» **Exercise brief**:
Return all entries precisely as they stand, without the images.

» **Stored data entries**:

= = =

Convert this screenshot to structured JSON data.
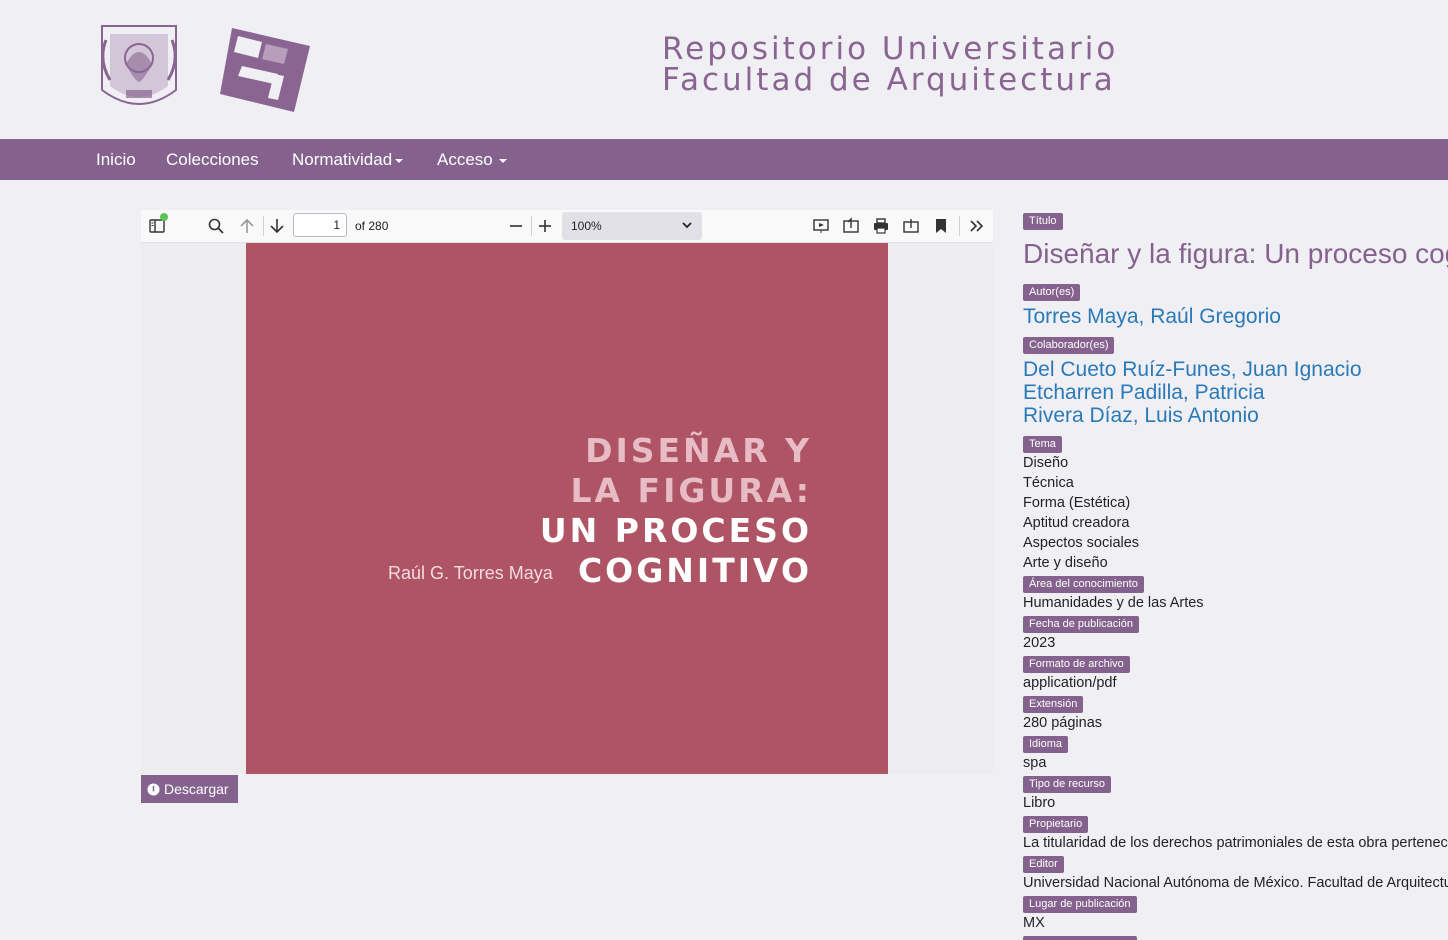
{
  "header": {
    "title_line1": "Repositorio Universitario",
    "title_line2": "Facultad de Arquitectura",
    "logo_unam_icon": "unam-crest-icon",
    "logo_fa_icon": "facultad-arquitectura-logo-icon"
  },
  "nav": {
    "items": [
      "Inicio",
      "Colecciones",
      "Normatividad",
      "Acceso"
    ]
  },
  "viewer": {
    "page_number": "1",
    "page_total": "of 280",
    "zoom": "100%",
    "cover": {
      "line1": "DISEÑAR Y",
      "line2": "LA FIGURA:",
      "line3": "UN PROCESO",
      "line4": "COGNITIVO",
      "author": "Raúl G. Torres Maya"
    },
    "download_label": "Descargar"
  },
  "metadata": {
    "titulo_label": "Título",
    "titulo": "Diseñar y la figura: Un proceso cognitivo",
    "autores_label": "Autor(es)",
    "autores": [
      "Torres Maya, Raúl Gregorio"
    ],
    "colaboradores_label": "Colaborador(es)",
    "colaboradores": [
      "Del Cueto Ruíz-Funes, Juan Ignacio",
      "Etcharren Padilla, Patricia",
      "Rivera Díaz, Luis Antonio"
    ],
    "tema_label": "Tema",
    "temas": [
      "Diseño",
      "Técnica",
      "Forma (Estética)",
      "Aptitud creadora",
      "Aspectos sociales",
      "Arte y diseño"
    ],
    "area_label": "Área del conocimiento",
    "area": "Humanidades y de las Artes",
    "fecha_label": "Fecha de publicación",
    "fecha": "2023",
    "formato_label": "Formato de archivo",
    "formato": "application/pdf",
    "extension_label": "Extensión",
    "extension": "280 páginas",
    "idioma_label": "Idioma",
    "idioma": "spa",
    "tipo_label": "Tipo de recurso",
    "tipo": "Libro",
    "propietario_label": "Propietario",
    "propietario": "La titularidad de los derechos patrimoniales de esta obra pertenece",
    "editor_label": "Editor",
    "editor": "Universidad Nacional Autónoma de México. Facultad de Arquitectura",
    "lugar_label": "Lugar de publicación",
    "lugar": "MX"
  },
  "colors": {
    "brand": "#85628e",
    "link": "#2a7ab8",
    "cover": "#ae5465",
    "background": "#f0eff4"
  }
}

= = =

» **Solution to the exercise**:
Convert this screenshot to structured JSON data.
{
  "header": {
    "title_line1": "Repositorio Universitario",
    "title_line2": "Facultad de Arquitectura",
    "logo_unam_icon": "unam-crest-icon",
    "logo_fa_icon": "facultad-arquitectura-logo-icon"
  },
  "nav": {
    "items": [
      "Inicio",
      "Colecciones",
      "Normatividad",
      "Acceso"
    ]
  },
  "viewer": {
    "page_number": "1",
    "page_total": "of 280",
    "zoom": "100%",
    "cover": {
      "line1": "DISEÑAR Y",
      "line2": "LA FIGURA:",
      "line3": "UN PROCESO",
      "line4": "COGNITIVO",
      "author": "Raúl G. Torres Maya"
    },
    "download_label": "Descargar"
  },
  "metadata": {
    "titulo_label": "Título",
    "titulo": "Diseñar y la figura: Un proceso cognitivo",
    "autores_label": "Autor(es)",
    "autores": [
      "Torres Maya, Raúl Gregorio"
    ],
    "colaboradores_label": "Colaborador(es)",
    "colaboradores": [
      "Del Cueto Ruíz-Funes, Juan Ignacio",
      "Etcharren Padilla, Patricia",
      "Rivera Díaz, Luis Antonio"
    ],
    "tema_label": "Tema",
    "temas": [
      "Diseño",
      "Técnica",
      "Forma (Estética)",
      "Aptitud creadora",
      "Aspectos sociales",
      "Arte y diseño"
    ],
    "area_label": "Área del conocimiento",
    "area": "Humanidades y de las Artes",
    "fecha_label": "Fecha de publicación",
    "fecha": "2023",
    "formato_label": "Formato de archivo",
    "formato": "application/pdf",
    "extension_label": "Extensión",
    "extension": "280 páginas",
    "idioma_label": "Idioma",
    "idioma": "spa",
    "tipo_label": "Tipo de recurso",
    "tipo": "Libro",
    "propietario_label": "Propietario",
    "propietario": "La titularidad de los derechos patrimoniales de esta obra pertenece",
    "editor_label": "Editor",
    "editor": "Universidad Nacional Autónoma de México. Facultad de Arquitectura",
    "lugar_label": "Lugar de publicación",
    "lugar": "MX"
  },
  "colors": {
    "brand": "#85628e",
    "link": "#2a7ab8",
    "cover": "#ae5465",
    "background": "#f0eff4"
  }
}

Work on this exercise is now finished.